**Exercise objective**:
Copy each line below without leaving any out.

--- START OF Data provided ---

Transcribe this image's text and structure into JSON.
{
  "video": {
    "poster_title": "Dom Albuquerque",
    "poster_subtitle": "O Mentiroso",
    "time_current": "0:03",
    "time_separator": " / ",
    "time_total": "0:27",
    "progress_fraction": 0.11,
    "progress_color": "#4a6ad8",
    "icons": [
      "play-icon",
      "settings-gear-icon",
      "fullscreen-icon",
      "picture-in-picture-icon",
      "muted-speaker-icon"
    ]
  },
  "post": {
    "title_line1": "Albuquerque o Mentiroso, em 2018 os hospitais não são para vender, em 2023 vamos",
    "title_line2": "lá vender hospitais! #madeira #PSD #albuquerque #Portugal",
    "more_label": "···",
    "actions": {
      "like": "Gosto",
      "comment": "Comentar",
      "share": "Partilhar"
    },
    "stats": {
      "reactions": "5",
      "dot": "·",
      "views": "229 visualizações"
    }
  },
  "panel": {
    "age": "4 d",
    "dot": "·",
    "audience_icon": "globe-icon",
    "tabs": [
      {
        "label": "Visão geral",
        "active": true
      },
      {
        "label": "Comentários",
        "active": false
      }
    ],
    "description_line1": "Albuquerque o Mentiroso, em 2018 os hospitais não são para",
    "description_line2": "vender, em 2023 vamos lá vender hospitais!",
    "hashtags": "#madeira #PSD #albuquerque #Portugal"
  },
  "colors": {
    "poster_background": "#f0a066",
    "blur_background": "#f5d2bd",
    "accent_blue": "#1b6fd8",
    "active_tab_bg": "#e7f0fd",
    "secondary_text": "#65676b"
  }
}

--- END OF Data provided ---

**Result below**:
Transcribe this image's text and structure into JSON.
{
  "video": {
    "poster_title": "Dom Albuquerque",
    "poster_subtitle": "O Mentiroso",
    "time_current": "0:03",
    "time_separator": " / ",
    "time_total": "0:27",
    "progress_fraction": 0.11,
    "progress_color": "#4a6ad8",
    "icons": [
      "play-icon",
      "settings-gear-icon",
      "fullscreen-icon",
      "picture-in-picture-icon",
      "muted-speaker-icon"
    ]
  },
  "post": {
    "title_line1": "Albuquerque o Mentiroso, em 2018 os hospitais não são para vender, em 2023 vamos",
    "title_line2": "lá vender hospitais! #madeira #PSD #albuquerque #Portugal",
    "more_label": "···",
    "actions": {
      "like": "Gosto",
      "comment": "Comentar",
      "share": "Partilhar"
    },
    "stats": {
      "reactions": "5",
      "dot": "·",
      "views": "229 visualizações"
    }
  },
  "panel": {
    "age": "4 d",
    "dot": "·",
    "audience_icon": "globe-icon",
    "tabs": [
      {
        "label": "Visão geral",
        "active": true
      },
      {
        "label": "Comentários",
        "active": false
      }
    ],
    "description_line1": "Albuquerque o Mentiroso, em 2018 os hospitais não são para",
    "description_line2": "vender, em 2023 vamos lá vender hospitais!",
    "hashtags": "#madeira #PSD #albuquerque #Portugal"
  },
  "colors": {
    "poster_background": "#f0a066",
    "blur_background": "#f5d2bd",
    "accent_blue": "#1b6fd8",
    "active_tab_bg": "#e7f0fd",
    "secondary_text": "#65676b"
  }
}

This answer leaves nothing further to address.